++++ Ausgewählter Text
Der Bund fördert auch Portale wie die antifeministische Meldestelle der Amadeu-Antonio-Stiftung, die unter anderem kritische Äußerungen über das Gendern sammelt und dokumentiert. Darf sie das überhaupt?
Lindner: Solche Meldestellen haben in einem demokratischen Rechtsstaat aus meiner Sicht nichts verloren. Denunziation schafft ein Klima der Einschüchterung, der privaten Spitzelei und des generellen Misstrauens. Dies steht der freien Meinungsbildung in einer Demokratie entgegen. Deswegen sollte sie der Rechtsstaat nicht auch noch finanziell fördern. Meinungsäußerungen, die strafbar sind, kann und muss der Staat mit seinen Möglichkeiten verfolgen. Weitergehende Eingriffe hat der Staat zu unterlassen.
Wann wäre die Demokratie denn wirklich in Gefahr? Wenn die AfD den ersten Ministerpräsidenten stellt?
++++++++
++++ Gegebene Daten
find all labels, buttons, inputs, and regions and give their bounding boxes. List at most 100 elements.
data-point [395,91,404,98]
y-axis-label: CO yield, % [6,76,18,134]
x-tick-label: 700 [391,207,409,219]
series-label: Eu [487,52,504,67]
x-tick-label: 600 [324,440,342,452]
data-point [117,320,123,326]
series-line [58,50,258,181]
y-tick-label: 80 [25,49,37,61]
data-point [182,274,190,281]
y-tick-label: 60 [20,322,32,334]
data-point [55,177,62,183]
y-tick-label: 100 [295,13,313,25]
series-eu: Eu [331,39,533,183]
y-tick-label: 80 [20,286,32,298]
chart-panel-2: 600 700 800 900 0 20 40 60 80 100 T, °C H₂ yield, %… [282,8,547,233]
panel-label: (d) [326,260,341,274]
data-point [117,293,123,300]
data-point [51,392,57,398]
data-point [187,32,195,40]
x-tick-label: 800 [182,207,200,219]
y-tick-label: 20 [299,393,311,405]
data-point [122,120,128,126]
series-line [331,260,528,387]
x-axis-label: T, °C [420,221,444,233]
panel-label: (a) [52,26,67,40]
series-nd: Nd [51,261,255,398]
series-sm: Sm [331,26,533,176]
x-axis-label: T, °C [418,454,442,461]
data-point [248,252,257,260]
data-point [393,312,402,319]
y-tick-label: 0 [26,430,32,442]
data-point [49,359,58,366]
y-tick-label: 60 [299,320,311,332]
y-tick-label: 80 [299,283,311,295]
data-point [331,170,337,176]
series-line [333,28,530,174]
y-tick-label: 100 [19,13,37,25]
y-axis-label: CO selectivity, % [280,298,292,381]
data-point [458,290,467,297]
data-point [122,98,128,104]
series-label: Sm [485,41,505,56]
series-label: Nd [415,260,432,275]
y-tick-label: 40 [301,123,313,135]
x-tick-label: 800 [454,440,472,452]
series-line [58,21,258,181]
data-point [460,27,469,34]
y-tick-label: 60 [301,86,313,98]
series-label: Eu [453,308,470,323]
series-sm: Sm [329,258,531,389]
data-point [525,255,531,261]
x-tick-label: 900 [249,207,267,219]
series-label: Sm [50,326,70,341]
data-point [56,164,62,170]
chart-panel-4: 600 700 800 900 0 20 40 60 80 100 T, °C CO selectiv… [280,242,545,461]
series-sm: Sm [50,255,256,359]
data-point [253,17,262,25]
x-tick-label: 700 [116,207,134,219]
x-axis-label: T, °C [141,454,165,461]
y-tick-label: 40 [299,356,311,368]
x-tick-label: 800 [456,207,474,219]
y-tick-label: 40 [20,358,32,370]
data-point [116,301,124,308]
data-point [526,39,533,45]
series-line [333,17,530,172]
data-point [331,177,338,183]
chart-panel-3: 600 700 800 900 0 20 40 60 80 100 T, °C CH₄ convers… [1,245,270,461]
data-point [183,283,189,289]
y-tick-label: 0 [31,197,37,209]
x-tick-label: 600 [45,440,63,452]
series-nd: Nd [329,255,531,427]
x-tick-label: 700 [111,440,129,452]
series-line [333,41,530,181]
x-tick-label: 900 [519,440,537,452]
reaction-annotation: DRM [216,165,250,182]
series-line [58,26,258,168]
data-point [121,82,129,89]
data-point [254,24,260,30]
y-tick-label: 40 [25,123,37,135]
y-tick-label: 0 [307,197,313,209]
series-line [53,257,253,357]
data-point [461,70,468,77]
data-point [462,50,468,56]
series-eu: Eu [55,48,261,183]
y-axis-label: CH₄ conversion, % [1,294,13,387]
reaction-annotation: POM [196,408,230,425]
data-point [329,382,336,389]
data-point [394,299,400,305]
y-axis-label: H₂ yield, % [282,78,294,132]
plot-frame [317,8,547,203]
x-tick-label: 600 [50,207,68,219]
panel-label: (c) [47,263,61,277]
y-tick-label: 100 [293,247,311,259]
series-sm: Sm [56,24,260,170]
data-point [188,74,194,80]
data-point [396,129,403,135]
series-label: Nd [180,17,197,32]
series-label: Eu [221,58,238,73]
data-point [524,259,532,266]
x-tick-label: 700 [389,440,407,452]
++++++++
Aufgabenstellung:
1. Fassen Sie den Absatz des ausgewählten Textes, der mit „Lindner: Solche Meldestellen“ beginnt, als Stichpunktliste zusammen, ohne seine wesentlichen Aussagen wegzulassen.
2. Zählen Sie alles auf, wofür Denunziation laut dem ausgewählten Text ein Klima schafft.
3. Schreiben Sie aus dem ausgewählten Text die Passage von „Der Bund fördert“ bis einschließlich „sie das überhaupt?“ wortgetreu ab.
Für die Bearbeitung ist ausschließlich der ausgewählte Text heranzuziehen.

Antworten je Aufgabe:
1.
- Meldestellen haben nach Lindners Auffassung in einem demokratischen Rechtsstaat nichts verloren.
- Denunziation erzeugt ein Klima der Einschüchterung, der privaten Spitzelei und des generellen Misstrauens.
- Das steht der freien Meinungsbildung in einer Demokratie entgegen.
- Deshalb sollte der Rechtsstaat sie nicht auch noch finanziell fördern.
- Strafbare Meinungsäußerungen kann und muss der Staat mit seinen Möglichkeiten verfolgen.
- Weitergehende Eingriffe hat der Staat zu unterlassen.

2.
- Einschüchterung
- private Spitzelei
- generelles Misstrauen

3.
Der Bund fördert auch Portale wie die antifeministische Meldestelle der Amadeu-Antonio-Stiftung, die unter anderem kritische Äußerungen über das Gendern sammelt und dokumentiert. Darf sie das überhaupt?